(begin)
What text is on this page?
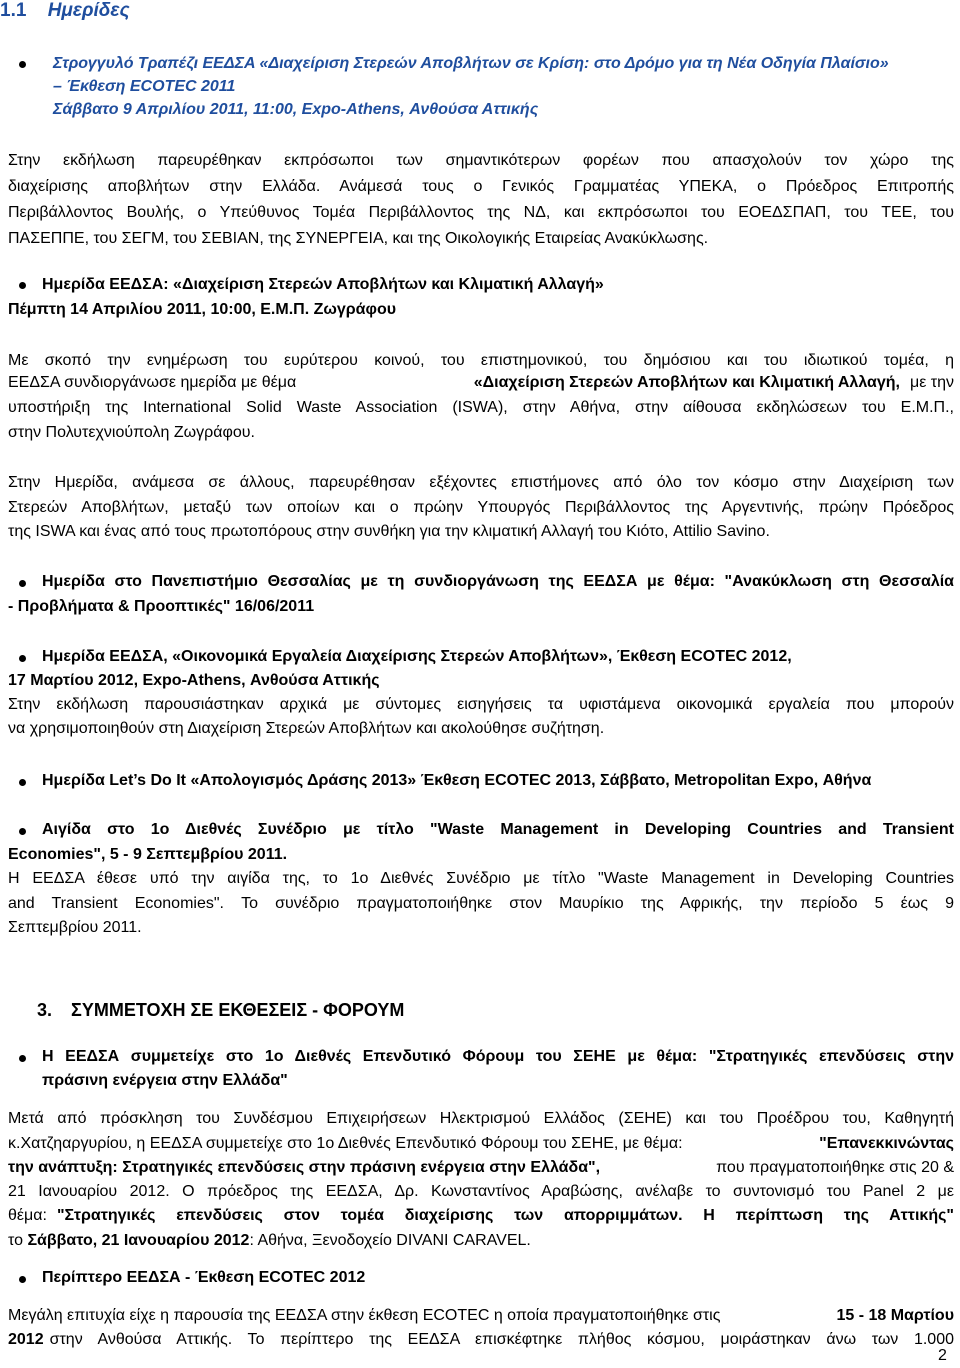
1.1 Ημερίδες
Στρογγυλό Τραπέζι ΕΕΔΣΑ «Διαχείριση Στερεών Αποβλήτων σε Κρίση: στο Δρόμο για τη Νέα Οδηγία Πλαίσιο»
– Έκθεση ECOTEC 2011
Σάββατο 9 Απριλίου 2011, 11:00, Expo-Athens, Ανθούσα Αττικής
Στην εκδήλωση παρευρέθηκαν εκπρόσωποι των σημαντικότερων φορέων που απασχολούν τον χώρο της
διαχείρισης αποβλήτων στην Ελλάδα. Ανάμεσά τους ο Γενικός Γραμματέας ΥΠΕΚΑ, ο Πρόεδρος Επιτροπής
Περιβάλλοντος Βουλής, ο Υπεύθυνος Τομέα Περιβάλλοντος της ΝΔ, και εκπρόσωποι του ΕΟΕΔΣΠΑΠ, του ΤΕΕ, του
ΠΑΣΕΠΠΕ, του ΣΕΓΜ, του ΣΕΒΙΑΝ, της ΣΥΝΕΡΓΕΙΑ, και της Οικολογικής Εταιρείας Ανακύκλωσης.
Ημερίδα ΕΕΔΣΑ: «Διαχείριση Στερεών Αποβλήτων και Κλιματική Αλλαγή»
Πέμπτη 14 Απριλίου 2011, 10:00, Ε.Μ.Π. Ζωγράφου
Με σκοπό την ενημέρωση του ευρύτερου κοινού, του επιστημονικού, του δημόσιου και του ιδιωτικού τομέα, η
ΕΕΔΣΑ συνδιοργάνωσε ημερίδα με θέμα	«Διαχείριση Στερεών Αποβλήτων και Κλιματική Αλλαγή, με την
υποστήριξη της International Solid Waste Association (ISWA), στην Αθήνα, στην αίθουσα εκδηλώσεων του Ε.Μ.Π.,
στην Πολυτεχνιούπολη Ζωγράφου.
Στην Ημερίδα, ανάμεσα σε άλλους, παρευρέθησαν εξέχοντες επιστήμονες από όλο τον κόσμο στην Διαχείριση των
Στερεών Αποβλήτων, μεταξύ των οποίων και ο πρώην Υπουργός Περιβάλλοντος της Αργεντινής, πρώην Πρόεδρος
της ISWA και ένας από τους πρωτοπόρους στην συνθήκη για την κλιματική Αλλαγή του Κιότο, Attilio Savino.
Ημερίδα στο Πανεπιστήμιο Θεσσαλίας με τη συνδιοργάνωση της ΕΕΔΣΑ με θέμα: "Ανακύκλωση στη Θεσσαλία
- Προβλήματα & Προοπτικές" 16/06/2011
Ημερίδα ΕΕΔΣΑ, «Οικονομικά Εργαλεία Διαχείρισης Στερεών Αποβλήτων», Έκθεση ECOTEC 2012,
17 Μαρτίου 2012, Expo-Athens, Ανθούσα Αττικής
Στην εκδήλωση παρουσιάστηκαν αρχικά με σύντομες εισηγήσεις τα υφιστάμενα οικονομικά εργαλεία που μπορούν
να χρησιμοποιηθούν στη Διαχείριση Στερεών Αποβλήτων και ακολούθησε συζήτηση.
Ημερίδα Let’s Do It «Απολογισμός Δράσης 2013» Έκθεση ECOTEC 2013, Σάββατο, Metropolitan Expo, Αθήνα
Αιγίδα στο 1ο Διεθνές Συνέδριο με τίτλο "Waste Management in Developing Countries and Transient
Economies", 5 - 9 Σεπτεμβρίου 2011.
Η ΕΕΔΣΑ έθεσε υπό την αιγίδα της, το 1ο Διεθνές Συνέδριο με τίτλο "Waste Management in Developing Countries
and Transient Economies". Το συνέδριο πραγματοποιήθηκε στον Μαυρίκιο της Αφρικής, την περίοδο 5 έως 9
Σεπτεμβρίου 2011.
3. ΣΥΜΜΕΤΟΧΗ ΣΕ ΕΚΘΕΣΕΙΣ - ΦΟΡΟΥΜ
Η ΕΕΔΣΑ συμμετείχε στο 1ο Διεθνές Επενδυτικό Φόρουμ του ΣΕΗΕ με θέμα: "Στρατηγικές επενδύσεις στην
πράσινη ενέργεια στην Ελλάδα"
Μετά από πρόσκληση του Συνδέσμου Επιχειρήσεων Ηλεκτρισμού Ελλάδος (ΣΕΗΕ) και του Προέδρου του, Καθηγητή
κ.Χατζηαργυρίου, η ΕΕΔΣΑ συμμετείχε στο 1ο Διεθνές Επενδυτικό Φόρουμ του ΣΕΗΕ, με θέμα:	"Επανεκκινώντας
την ανάπτυξη: Στρατηγικές επενδύσεις στην πράσινη ενέργεια στην Ελλάδα",	που πραγματοποιήθηκε στις 20 &
21 Ιανουαρίου 2012. Ο πρόεδρος της ΕΕΔΣΑ, Δρ. Κωνσταντίνος Αραβώσης, ανέλαβε το συντονισμό του Panel 2 με
θέμα: "Στρατηγικές επενδύσεις στον τομέα διαχείρισης των απορριμμάτων. Η περίπτωση της Αττικής"
το Σάββατο, 21 Ιανουαρίου 2012: Αθήνα, Ξενοδοχείο DIVANI CARAVEL.
Περίπτερο ΕΕΔΣΑ - Έκθεση ECOTEC 2012
Μεγάλη επιτυχία είχε η παρουσία της ΕΕΔΣΑ στην έκθεση ECOTEC η οποία πραγματοποιήθηκε στις	15 - 18 Μαρτίου
2012 στην Ανθούσα Αττικής. Το περίπτερο της ΕΕΔΣΑ επισκέφτηκε πλήθος κόσμου, μοιράστηκαν άνω των 1.000
2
(end)
■ Exercise: The records above must be echoed exactly, minus their pictures.

■ Final answer:
What text is on this page?
1.1 Ημερίδες
Στρογγυλό Τραπέζι ΕΕΔΣΑ «Διαχείριση Στερεών Αποβλήτων σε Κρίση: στο Δρόμο για τη Νέα Οδηγία Πλαίσιο»
– Έκθεση ECOTEC 2011
Σάββατο 9 Απριλίου 2011, 11:00, Expo-Athens, Ανθούσα Αττικής
Στην εκδήλωση παρευρέθηκαν εκπρόσωποι των σημαντικότερων φορέων που απασχολούν τον χώρο της
διαχείρισης αποβλήτων στην Ελλάδα. Ανάμεσά τους ο Γενικός Γραμματέας ΥΠΕΚΑ, ο Πρόεδρος Επιτροπής
Περιβάλλοντος Βουλής, ο Υπεύθυνος Τομέα Περιβάλλοντος της ΝΔ, και εκπρόσωποι του ΕΟΕΔΣΠΑΠ, του ΤΕΕ, του
ΠΑΣΕΠΠΕ, του ΣΕΓΜ, του ΣΕΒΙΑΝ, της ΣΥΝΕΡΓΕΙΑ, και της Οικολογικής Εταιρείας Ανακύκλωσης.
Ημερίδα ΕΕΔΣΑ: «Διαχείριση Στερεών Αποβλήτων και Κλιματική Αλλαγή»
Πέμπτη 14 Απριλίου 2011, 10:00, Ε.Μ.Π. Ζωγράφου
Με σκοπό την ενημέρωση του ευρύτερου κοινού, του επιστημονικού, του δημόσιου και του ιδιωτικού τομέα, η
ΕΕΔΣΑ συνδιοργάνωσε ημερίδα με θέμα	«Διαχείριση Στερεών Αποβλήτων και Κλιματική Αλλαγή, με την
υποστήριξη της International Solid Waste Association (ISWA), στην Αθήνα, στην αίθουσα εκδηλώσεων του Ε.Μ.Π.,
στην Πολυτεχνιούπολη Ζωγράφου.
Στην Ημερίδα, ανάμεσα σε άλλους, παρευρέθησαν εξέχοντες επιστήμονες από όλο τον κόσμο στην Διαχείριση των
Στερεών Αποβλήτων, μεταξύ των οποίων και ο πρώην Υπουργός Περιβάλλοντος της Αργεντινής, πρώην Πρόεδρος
της ISWA και ένας από τους πρωτοπόρους στην συνθήκη για την κλιματική Αλλαγή του Κιότο, Attilio Savino.
Ημερίδα στο Πανεπιστήμιο Θεσσαλίας με τη συνδιοργάνωση της ΕΕΔΣΑ με θέμα: "Ανακύκλωση στη Θεσσαλία
- Προβλήματα & Προοπτικές" 16/06/2011
Ημερίδα ΕΕΔΣΑ, «Οικονομικά Εργαλεία Διαχείρισης Στερεών Αποβλήτων», Έκθεση ECOTEC 2012,
17 Μαρτίου 2012, Expo-Athens, Ανθούσα Αττικής
Στην εκδήλωση παρουσιάστηκαν αρχικά με σύντομες εισηγήσεις τα υφιστάμενα οικονομικά εργαλεία που μπορούν
να χρησιμοποιηθούν στη Διαχείριση Στερεών Αποβλήτων και ακολούθησε συζήτηση.
Ημερίδα Let’s Do It «Απολογισμός Δράσης 2013» Έκθεση ECOTEC 2013, Σάββατο, Metropolitan Expo, Αθήνα
Αιγίδα στο 1ο Διεθνές Συνέδριο με τίτλο "Waste Management in Developing Countries and Transient
Economies", 5 - 9 Σεπτεμβρίου 2011.
Η ΕΕΔΣΑ έθεσε υπό την αιγίδα της, το 1ο Διεθνές Συνέδριο με τίτλο "Waste Management in Developing Countries
and Transient Economies". Το συνέδριο πραγματοποιήθηκε στον Μαυρίκιο της Αφρικής, την περίοδο 5 έως 9
Σεπτεμβρίου 2011.
3. ΣΥΜΜΕΤΟΧΗ ΣΕ ΕΚΘΕΣΕΙΣ - ΦΟΡΟΥΜ
Η ΕΕΔΣΑ συμμετείχε στο 1ο Διεθνές Επενδυτικό Φόρουμ του ΣΕΗΕ με θέμα: "Στρατηγικές επενδύσεις στην
πράσινη ενέργεια στην Ελλάδα"
Μετά από πρόσκληση του Συνδέσμου Επιχειρήσεων Ηλεκτρισμού Ελλάδος (ΣΕΗΕ) και του Προέδρου του, Καθηγητή
κ.Χατζηαργυρίου, η ΕΕΔΣΑ συμμετείχε στο 1ο Διεθνές Επενδυτικό Φόρουμ του ΣΕΗΕ, με θέμα:	"Επανεκκινώντας
την ανάπτυξη: Στρατηγικές επενδύσεις στην πράσινη ενέργεια στην Ελλάδα",	που πραγματοποιήθηκε στις 20 &
21 Ιανουαρίου 2012. Ο πρόεδρος της ΕΕΔΣΑ, Δρ. Κωνσταντίνος Αραβώσης, ανέλαβε το συντονισμό του Panel 2 με
θέμα: "Στρατηγικές επενδύσεις στον τομέα διαχείρισης των απορριμμάτων. Η περίπτωση της Αττικής"
το Σάββατο, 21 Ιανουαρίου 2012: Αθήνα, Ξενοδοχείο DIVANI CARAVEL.
Περίπτερο ΕΕΔΣΑ - Έκθεση ECOTEC 2012
Μεγάλη επιτυχία είχε η παρουσία της ΕΕΔΣΑ στην έκθεση ECOTEC η οποία πραγματοποιήθηκε στις	15 - 18 Μαρτίου
2012 στην Ανθούσα Αττικής. Το περίπτερο της ΕΕΔΣΑ επισκέφτηκε πλήθος κόσμου, μοιράστηκαν άνω των 1.000
2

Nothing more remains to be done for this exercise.